Task details: The entries need to be copied exactly.

═══ Dataset

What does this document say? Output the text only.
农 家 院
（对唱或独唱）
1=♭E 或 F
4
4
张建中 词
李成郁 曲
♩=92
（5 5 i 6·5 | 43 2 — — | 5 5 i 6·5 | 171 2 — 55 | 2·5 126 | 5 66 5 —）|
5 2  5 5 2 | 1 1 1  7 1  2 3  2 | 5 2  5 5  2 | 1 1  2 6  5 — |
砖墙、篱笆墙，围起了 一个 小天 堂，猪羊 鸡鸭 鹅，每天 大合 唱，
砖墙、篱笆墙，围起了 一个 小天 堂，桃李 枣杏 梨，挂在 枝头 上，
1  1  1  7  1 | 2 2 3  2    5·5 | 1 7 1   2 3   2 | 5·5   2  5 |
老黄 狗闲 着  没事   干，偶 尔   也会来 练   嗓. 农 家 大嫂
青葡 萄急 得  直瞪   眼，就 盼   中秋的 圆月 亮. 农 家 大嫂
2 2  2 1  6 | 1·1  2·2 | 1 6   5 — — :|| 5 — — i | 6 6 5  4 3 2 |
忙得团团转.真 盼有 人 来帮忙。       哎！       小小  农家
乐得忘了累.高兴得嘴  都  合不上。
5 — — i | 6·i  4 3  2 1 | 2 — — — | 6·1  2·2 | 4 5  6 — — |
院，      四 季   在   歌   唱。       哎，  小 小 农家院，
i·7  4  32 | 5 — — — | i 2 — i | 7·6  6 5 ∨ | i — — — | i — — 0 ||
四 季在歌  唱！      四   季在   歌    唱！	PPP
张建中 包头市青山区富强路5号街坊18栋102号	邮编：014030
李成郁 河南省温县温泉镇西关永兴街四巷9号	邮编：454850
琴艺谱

══════

Answer:
What does this document say? Output the text only.
农 家 院
（对唱或独唱）
1=♭E 或 F
4
4
张建中 词
李成郁 曲
♩=92
（5 5 i 6·5 | 43 2 — — | 5 5 i 6·5 | 171 2 — 55 | 2·5 126 | 5 66 5 —）|
5 2  5 5 2 | 1 1 1  7 1  2 3  2 | 5 2  5 5  2 | 1 1  2 6  5 — |
砖墙、篱笆墙，围起了 一个 小天 堂，猪羊 鸡鸭 鹅，每天 大合 唱，
砖墙、篱笆墙，围起了 一个 小天 堂，桃李 枣杏 梨，挂在 枝头 上，
1  1  1  7  1 | 2 2 3  2    5·5 | 1 7 1   2 3   2 | 5·5   2  5 |
老黄 狗闲 着  没事   干，偶 尔   也会来 练   嗓. 农 家 大嫂
青葡 萄急 得  直瞪   眼，就 盼   中秋的 圆月 亮. 农 家 大嫂
2 2  2 1  6 | 1·1  2·2 | 1 6   5 — — :|| 5 — — i | 6 6 5  4 3 2 |
忙得团团转.真 盼有 人 来帮忙。       哎！       小小  农家
乐得忘了累.高兴得嘴  都  合不上。
5 — — i | 6·i  4 3  2 1 | 2 — — — | 6·1  2·2 | 4 5  6 — — |
院，      四 季   在   歌   唱。       哎，  小 小 农家院，
i·7  4  32 | 5 — — — | i 2 — i | 7·6  6 5 ∨ | i — — — | i — — 0 ||
四 季在歌  唱！      四   季在   歌    唱！	PPP
张建中 包头市青山区富强路5号街坊18栋102号	邮编：014030
李成郁 河南省温县温泉镇西关永兴街四巷9号	邮编：454850
琴艺谱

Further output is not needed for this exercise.